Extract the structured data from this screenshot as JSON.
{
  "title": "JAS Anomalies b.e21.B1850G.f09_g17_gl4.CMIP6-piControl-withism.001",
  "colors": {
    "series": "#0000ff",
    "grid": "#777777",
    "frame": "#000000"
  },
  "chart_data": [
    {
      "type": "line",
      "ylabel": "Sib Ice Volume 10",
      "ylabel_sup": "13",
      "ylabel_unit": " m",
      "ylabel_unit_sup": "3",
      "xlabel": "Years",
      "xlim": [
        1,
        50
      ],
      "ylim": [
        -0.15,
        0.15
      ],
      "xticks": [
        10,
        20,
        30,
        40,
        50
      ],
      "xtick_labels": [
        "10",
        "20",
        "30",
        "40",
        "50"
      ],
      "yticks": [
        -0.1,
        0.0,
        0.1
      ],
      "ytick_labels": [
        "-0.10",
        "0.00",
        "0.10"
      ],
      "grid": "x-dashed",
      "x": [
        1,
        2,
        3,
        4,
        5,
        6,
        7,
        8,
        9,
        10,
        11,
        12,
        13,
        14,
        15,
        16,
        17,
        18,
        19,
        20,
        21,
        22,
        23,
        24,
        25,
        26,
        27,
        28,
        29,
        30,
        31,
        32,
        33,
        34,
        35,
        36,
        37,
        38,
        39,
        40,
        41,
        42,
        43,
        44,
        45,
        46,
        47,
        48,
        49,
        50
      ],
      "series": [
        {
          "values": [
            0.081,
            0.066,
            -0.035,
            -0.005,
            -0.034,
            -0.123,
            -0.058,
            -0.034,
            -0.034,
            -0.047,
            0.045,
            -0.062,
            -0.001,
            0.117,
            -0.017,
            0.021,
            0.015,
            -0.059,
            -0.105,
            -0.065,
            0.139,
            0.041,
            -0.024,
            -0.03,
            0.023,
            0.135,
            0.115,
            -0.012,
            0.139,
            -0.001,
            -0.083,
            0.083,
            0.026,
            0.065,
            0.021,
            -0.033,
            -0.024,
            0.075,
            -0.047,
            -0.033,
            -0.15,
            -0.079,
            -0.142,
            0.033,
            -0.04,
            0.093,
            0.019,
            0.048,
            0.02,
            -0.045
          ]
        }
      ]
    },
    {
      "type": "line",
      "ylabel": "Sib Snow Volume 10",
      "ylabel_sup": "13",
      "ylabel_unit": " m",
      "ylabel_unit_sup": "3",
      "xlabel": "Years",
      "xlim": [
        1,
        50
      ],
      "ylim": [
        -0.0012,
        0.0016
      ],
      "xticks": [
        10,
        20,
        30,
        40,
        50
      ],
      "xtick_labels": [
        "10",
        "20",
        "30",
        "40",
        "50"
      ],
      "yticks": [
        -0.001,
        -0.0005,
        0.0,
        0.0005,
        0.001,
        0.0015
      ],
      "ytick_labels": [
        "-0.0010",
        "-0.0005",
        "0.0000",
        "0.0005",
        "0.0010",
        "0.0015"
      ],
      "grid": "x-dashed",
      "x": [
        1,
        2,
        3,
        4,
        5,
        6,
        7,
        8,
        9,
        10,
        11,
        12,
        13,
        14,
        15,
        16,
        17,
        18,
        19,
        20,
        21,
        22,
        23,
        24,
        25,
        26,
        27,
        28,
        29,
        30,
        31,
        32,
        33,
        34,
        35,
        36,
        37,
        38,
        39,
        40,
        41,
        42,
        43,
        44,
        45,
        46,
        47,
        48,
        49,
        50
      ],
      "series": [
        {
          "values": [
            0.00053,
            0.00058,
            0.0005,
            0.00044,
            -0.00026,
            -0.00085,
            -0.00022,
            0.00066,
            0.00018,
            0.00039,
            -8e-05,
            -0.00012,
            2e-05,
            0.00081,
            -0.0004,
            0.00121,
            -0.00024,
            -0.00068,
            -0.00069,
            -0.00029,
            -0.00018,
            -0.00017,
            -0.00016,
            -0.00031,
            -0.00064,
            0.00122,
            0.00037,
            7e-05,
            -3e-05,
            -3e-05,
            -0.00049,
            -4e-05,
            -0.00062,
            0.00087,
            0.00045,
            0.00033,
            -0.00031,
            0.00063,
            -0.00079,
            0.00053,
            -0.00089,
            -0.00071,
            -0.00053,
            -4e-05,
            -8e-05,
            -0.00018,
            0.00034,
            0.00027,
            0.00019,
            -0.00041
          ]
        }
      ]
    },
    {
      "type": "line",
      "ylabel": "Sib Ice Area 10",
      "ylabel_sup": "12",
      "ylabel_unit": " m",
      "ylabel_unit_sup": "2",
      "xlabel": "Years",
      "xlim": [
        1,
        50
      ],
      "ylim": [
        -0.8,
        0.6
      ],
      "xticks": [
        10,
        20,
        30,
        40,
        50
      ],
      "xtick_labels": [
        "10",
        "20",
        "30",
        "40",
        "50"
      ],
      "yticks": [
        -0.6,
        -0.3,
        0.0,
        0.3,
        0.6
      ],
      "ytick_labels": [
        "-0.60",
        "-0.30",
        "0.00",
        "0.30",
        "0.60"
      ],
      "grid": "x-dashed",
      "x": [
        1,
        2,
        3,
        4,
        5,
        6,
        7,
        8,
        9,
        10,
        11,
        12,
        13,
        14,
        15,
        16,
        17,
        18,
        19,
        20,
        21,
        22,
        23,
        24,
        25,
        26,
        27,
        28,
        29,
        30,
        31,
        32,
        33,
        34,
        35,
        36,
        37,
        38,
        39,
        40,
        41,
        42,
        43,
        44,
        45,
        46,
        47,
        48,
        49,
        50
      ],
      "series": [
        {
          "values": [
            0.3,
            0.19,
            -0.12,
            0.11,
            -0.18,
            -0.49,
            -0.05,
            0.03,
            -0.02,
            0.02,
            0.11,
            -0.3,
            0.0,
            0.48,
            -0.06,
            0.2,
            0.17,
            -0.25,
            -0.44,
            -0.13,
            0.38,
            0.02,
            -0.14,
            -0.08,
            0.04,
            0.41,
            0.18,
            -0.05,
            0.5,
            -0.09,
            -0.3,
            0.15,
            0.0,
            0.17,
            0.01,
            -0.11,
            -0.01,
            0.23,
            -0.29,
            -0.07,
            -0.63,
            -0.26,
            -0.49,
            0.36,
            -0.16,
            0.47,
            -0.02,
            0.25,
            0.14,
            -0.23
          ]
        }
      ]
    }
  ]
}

---------------

## Stated goal
Extract the full listing above without altering anything.

## Output of the exercise
Extract the structured data from this screenshot as JSON.
{
  "title": "JAS Anomalies b.e21.B1850G.f09_g17_gl4.CMIP6-piControl-withism.001",
  "colors": {
    "series": "#0000ff",
    "grid": "#777777",
    "frame": "#000000"
  },
  "chart_data": [
    {
      "type": "line",
      "ylabel": "Sib Ice Volume 10",
      "ylabel_sup": "13",
      "ylabel_unit": " m",
      "ylabel_unit_sup": "3",
      "xlabel": "Years",
      "xlim": [
        1,
        50
      ],
      "ylim": [
        -0.15,
        0.15
      ],
      "xticks": [
        10,
        20,
        30,
        40,
        50
      ],
      "xtick_labels": [
        "10",
        "20",
        "30",
        "40",
        "50"
      ],
      "yticks": [
        -0.1,
        0.0,
        0.1
      ],
      "ytick_labels": [
        "-0.10",
        "0.00",
        "0.10"
      ],
      "grid": "x-dashed",
      "x": [
        1,
        2,
        3,
        4,
        5,
        6,
        7,
        8,
        9,
        10,
        11,
        12,
        13,
        14,
        15,
        16,
        17,
        18,
        19,
        20,
        21,
        22,
        23,
        24,
        25,
        26,
        27,
        28,
        29,
        30,
        31,
        32,
        33,
        34,
        35,
        36,
        37,
        38,
        39,
        40,
        41,
        42,
        43,
        44,
        45,
        46,
        47,
        48,
        49,
        50
      ],
      "series": [
        {
          "values": [
            0.081,
            0.066,
            -0.035,
            -0.005,
            -0.034,
            -0.123,
            -0.058,
            -0.034,
            -0.034,
            -0.047,
            0.045,
            -0.062,
            -0.001,
            0.117,
            -0.017,
            0.021,
            0.015,
            -0.059,
            -0.105,
            -0.065,
            0.139,
            0.041,
            -0.024,
            -0.03,
            0.023,
            0.135,
            0.115,
            -0.012,
            0.139,
            -0.001,
            -0.083,
            0.083,
            0.026,
            0.065,
            0.021,
            -0.033,
            -0.024,
            0.075,
            -0.047,
            -0.033,
            -0.15,
            -0.079,
            -0.142,
            0.033,
            -0.04,
            0.093,
            0.019,
            0.048,
            0.02,
            -0.045
          ]
        }
      ]
    },
    {
      "type": "line",
      "ylabel": "Sib Snow Volume 10",
      "ylabel_sup": "13",
      "ylabel_unit": " m",
      "ylabel_unit_sup": "3",
      "xlabel": "Years",
      "xlim": [
        1,
        50
      ],
      "ylim": [
        -0.0012,
        0.0016
      ],
      "xticks": [
        10,
        20,
        30,
        40,
        50
      ],
      "xtick_labels": [
        "10",
        "20",
        "30",
        "40",
        "50"
      ],
      "yticks": [
        -0.001,
        -0.0005,
        0.0,
        0.0005,
        0.001,
        0.0015
      ],
      "ytick_labels": [
        "-0.0010",
        "-0.0005",
        "0.0000",
        "0.0005",
        "0.0010",
        "0.0015"
      ],
      "grid": "x-dashed",
      "x": [
        1,
        2,
        3,
        4,
        5,
        6,
        7,
        8,
        9,
        10,
        11,
        12,
        13,
        14,
        15,
        16,
        17,
        18,
        19,
        20,
        21,
        22,
        23,
        24,
        25,
        26,
        27,
        28,
        29,
        30,
        31,
        32,
        33,
        34,
        35,
        36,
        37,
        38,
        39,
        40,
        41,
        42,
        43,
        44,
        45,
        46,
        47,
        48,
        49,
        50
      ],
      "series": [
        {
          "values": [
            0.00053,
            0.00058,
            0.0005,
            0.00044,
            -0.00026,
            -0.00085,
            -0.00022,
            0.00066,
            0.00018,
            0.00039,
            -8e-05,
            -0.00012,
            2e-05,
            0.00081,
            -0.0004,
            0.00121,
            -0.00024,
            -0.00068,
            -0.00069,
            -0.00029,
            -0.00018,
            -0.00017,
            -0.00016,
            -0.00031,
            -0.00064,
            0.00122,
            0.00037,
            7e-05,
            -3e-05,
            -3e-05,
            -0.00049,
            -4e-05,
            -0.00062,
            0.00087,
            0.00045,
            0.00033,
            -0.00031,
            0.00063,
            -0.00079,
            0.00053,
            -0.00089,
            -0.00071,
            -0.00053,
            -4e-05,
            -8e-05,
            -0.00018,
            0.00034,
            0.00027,
            0.00019,
            -0.00041
          ]
        }
      ]
    },
    {
      "type": "line",
      "ylabel": "Sib Ice Area 10",
      "ylabel_sup": "12",
      "ylabel_unit": " m",
      "ylabel_unit_sup": "2",
      "xlabel": "Years",
      "xlim": [
        1,
        50
      ],
      "ylim": [
        -0.8,
        0.6
      ],
      "xticks": [
        10,
        20,
        30,
        40,
        50
      ],
      "xtick_labels": [
        "10",
        "20",
        "30",
        "40",
        "50"
      ],
      "yticks": [
        -0.6,
        -0.3,
        0.0,
        0.3,
        0.6
      ],
      "ytick_labels": [
        "-0.60",
        "-0.30",
        "0.00",
        "0.30",
        "0.60"
      ],
      "grid": "x-dashed",
      "x": [
        1,
        2,
        3,
        4,
        5,
        6,
        7,
        8,
        9,
        10,
        11,
        12,
        13,
        14,
        15,
        16,
        17,
        18,
        19,
        20,
        21,
        22,
        23,
        24,
        25,
        26,
        27,
        28,
        29,
        30,
        31,
        32,
        33,
        34,
        35,
        36,
        37,
        38,
        39,
        40,
        41,
        42,
        43,
        44,
        45,
        46,
        47,
        48,
        49,
        50
      ],
      "series": [
        {
          "values": [
            0.3,
            0.19,
            -0.12,
            0.11,
            -0.18,
            -0.49,
            -0.05,
            0.03,
            -0.02,
            0.02,
            0.11,
            -0.3,
            0.0,
            0.48,
            -0.06,
            0.2,
            0.17,
            -0.25,
            -0.44,
            -0.13,
            0.38,
            0.02,
            -0.14,
            -0.08,
            0.04,
            0.41,
            0.18,
            -0.05,
            0.5,
            -0.09,
            -0.3,
            0.15,
            0.0,
            0.17,
            0.01,
            -0.11,
            -0.01,
            0.23,
            -0.29,
            -0.07,
            -0.63,
            -0.26,
            -0.49,
            0.36,
            -0.16,
            0.47,
            -0.02,
            0.25,
            0.14,
            -0.23
          ]
        }
      ]
    }
  ]
}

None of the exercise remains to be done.